◆ EXERCISE DETAILS ◆
Report all lines of the data below that hold the word "quantificazione".

[Opening GIVEN RECORDS section]

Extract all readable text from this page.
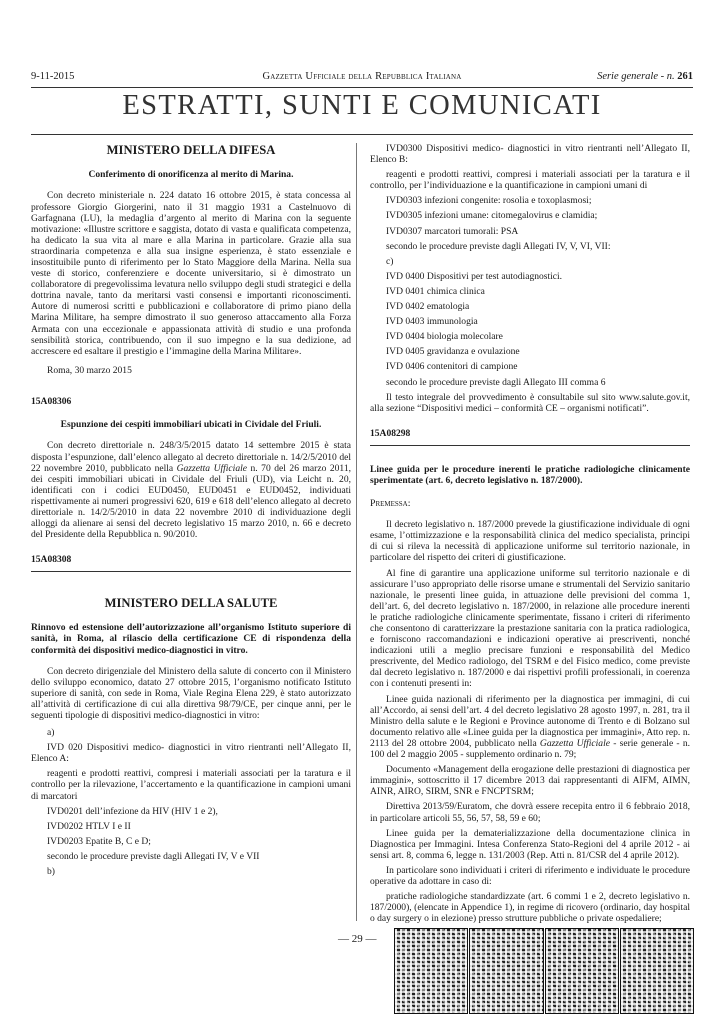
9-11-2015	Gazzetta Ufficiale della Repubblica Italiana	Serie generale - n. 261
ESTRATTI, SUNTI E COMUNICATI
MINISTERO DELLA DIFESA
Conferimento di onorificenza al merito di Marina.

Con decreto ministeriale n. 224 datato 16 ottobre 2015, è stata concessa al professore Giorgio Giorgerini, nato il 31 maggio 1931 a Castelnuovo di Garfagnana (LU), la medaglia d’argento al merito di Marina con la seguente motivazione: «Illustre scrittore e saggista, dotato di vasta e qualificata competenza, ha dedicato la sua vita al mare e alla Marina in particolare. Grazie alla sua straordinaria competenza e alla sua insigne esperienza, è stato essenziale e insostituibile punto di riferimento per lo Stato Maggiore della Marina. Nella sua veste di storico, conferenziere e docente universitario, si è dimostrato un collaboratore di pregevolissima levatura nello sviluppo degli studi strategici e della dottrina navale, tanto da meritarsi vasti consensi e importanti riconoscimenti. Autore di numerosi scritti e pubblicazioni e collaboratore di primo piano della Marina Militare, ha sempre dimostrato il suo generoso attaccamento alla Forza Armata con una eccezionale e appassionata attività di studio e una profonda sensibilità storica, contribuendo, con il suo impegno e la sua dedizione, ad accrescere ed esaltare il prestigio e l’immagine della Marina Militare».

Roma, 30 marzo 2015

15A08306
Espunzione dei cespiti immobiliari ubicati in Cividale del Friuli.

Con decreto direttoriale n. 248/3/5/2015 datato 14 settembre 2015 è stata disposta l’espunzione, dall’elenco allegato al decreto direttoriale n. 14/2/5/2010 del 22 novembre 2010, pubblicato nella Gazzetta Ufficiale n. 70 del 26 marzo 2011, dei cespiti immobiliari ubicati in Cividale del Friuli (UD), via Leicht n. 20, identificati con i codici EUD0450, EUD0451 e EUD0452, individuati rispettivamente ai numeri progressivi 620, 619 e 618 dell’elenco allegato al decreto direttoriale n. 14/2/5/2010 in data 22 novembre 2010 di individuazione degli alloggi da alienare ai sensi del decreto legislativo 15 marzo 2010, n. 66 e decreto del Presidente della Repubblica n. 90/2010.

15A08308
MINISTERO DELLA SALUTE

Rinnovo ed estensione dell’autorizzazione all’organismo Istituto superiore di sanità, in Roma, al rilascio della certificazione CE di rispondenza della conformità dei dispositivi medico-diagnostici in vitro.

Con decreto dirigenziale del Ministero della salute di concerto con il Ministero dello sviluppo economico, datato 27 ottobre 2015, l’organismo notificato Istituto superiore di sanità, con sede in Roma, Viale Regina Elena 229, è stato autorizzato all’attività di certificazione di cui alla direttiva 98/79/CE, per cinque anni, per le seguenti tipologie di dispositivi medico-diagnostici in vitro:

a)

IVD 020 Dispositivi medico- diagnostici in vitro rientranti nell’Allegato II, Elenco A:

reagenti e prodotti reattivi, compresi i materiali associati per la taratura e il controllo per la rilevazione, l’accertamento e la quantificazione in campioni umani di marcatori

IVD0201 dell’infezione da HIV (HIV 1 e 2),

IVD0202 HTLV I e II

IVD0203 Epatite B, C e D;

secondo le procedure previste dagli Allegati IV, V e VII

b)

IVD0300 Dispositivi medico- diagnostici in vitro rientranti nell’Allegato II, Elenco B:

reagenti e prodotti reattivi, compresi i materiali associati per la taratura e il controllo, per l’individuazione e la quantificazione in campioni umani di

IVD0303 infezioni congenite: rosolia e toxoplasmosi;

IVD0305 infezioni umane: citomegalovirus e clamidia;

IVD0307 marcatori tumorali: PSA

secondo le procedure previste dagli Allegati IV, V, VI, VII:

c)

IVD 0400 Dispositivi per test autodiagnostici.

IVD 0401 chimica clinica

IVD 0402 ematologia

IVD 0403 immunologia

IVD 0404 biologia molecolare

IVD 0405 gravidanza e ovulazione

IVD 0406 contenitori di campione

secondo le procedure previste dagli Allegato III comma 6

Il testo integrale del provvedimento è consultabile sul sito www.salute.gov.it, alla sezione “Dispositivi medici – conformità CE – organismi notificati”.

15A08298

Linee guida per le procedure inerenti le pratiche radiologiche clinicamente sperimentate (art. 6, decreto legislativo n. 187/2000).

Premessa:

Il decreto legislativo n. 187/2000 prevede la giustificazione individuale di ogni esame, l’ottimizzazione e la responsabilità clinica del medico specialista, principi di cui si rileva la necessità di applicazione uniforme sul territorio nazionale, in particolare del rispetto dei criteri di giustificazione.

Al fine di garantire una applicazione uniforme sul territorio nazionale e di assicurare l’uso appropriato delle risorse umane e strumentali del Servizio sanitario nazionale, le presenti linee guida, in attuazione delle previsioni del comma 1, dell’art. 6, del decreto legislativo n. 187/2000, in relazione alle procedure inerenti le pratiche radiologiche clinicamente sperimentate, fissano i criteri di riferimento che consentono di caratterizzare la prestazione sanitaria con la pratica radiologica, e forniscono raccomandazioni e indicazioni operative ai prescriventi, nonché indicazioni utili a meglio precisare funzioni e responsabilità del Medico prescrivente, del Medico radiologo, del TSRM e del Fisico medico, come previste dal decreto legislativo n. 187/2000 e dai rispettivi profili professionali, in coerenza con i contenuti presenti in:

Linee guida nazionali di riferimento per la diagnostica per immagini, di cui all’Accordo, ai sensi dell’art. 4 del decreto legislativo 28 agosto 1997, n. 281, tra il Ministro della salute e le Regioni e Province autonome di Trento e di Bolzano sul documento relativo alle «Linee guida per la diagnostica per immagini», Atto rep. n. 2113 del 28 ottobre 2004, pubblicato nella Gazzetta Ufficiale - serie generale - n. 100 del 2 maggio 2005 - supplemento ordinario n. 79;

Documento «Management della erogazione delle prestazioni di diagnostica per immagini», sottoscritto il 17 dicembre 2013 dai rappresentanti di AIFM, AIMN, AINR, AIRO, SIRM, SNR e FNCPTSRM;

Direttiva 2013/59/Euratom, che dovrà essere recepita entro il 6 febbraio 2018, in particolare articoli 55, 56, 57, 58, 59 e 60;

Linee guida per la dematerializzazione della documentazione clinica in Diagnostica per Immagini. Intesa Conferenza Stato-Regioni del 4 aprile 2012 - ai sensi art. 8, comma 6, legge n. 131/2003 (Rep. Atti n. 81/CSR del 4 aprile 2012).

In particolare sono individuati i criteri di riferimento e individuate le procedure operative da adottare in caso di:

pratiche radiologiche standardizzate (art. 6 commi 1 e 2, decreto legislativo n. 187/2000), (elencate in Appendice 1), in regime di ricovero (ordinario, day hospital o day surgery o in elezione) presso strutture pubbliche o private ospedaliere;

— 29 —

[Closing GIVEN RECORDS section]

◆ SOLUTION FOR THIS EXERCISE ◆
reagenti e prodotti reattivi, compresi i materiali associati per la taratura e il controllo per la rilevazione, l’accertamento e la quantificazione in campioni umani di marcatori
reagenti e prodotti reattivi, compresi i materiali associati per la taratura e il controllo, per l’individuazione e la quantificazione in campioni umani di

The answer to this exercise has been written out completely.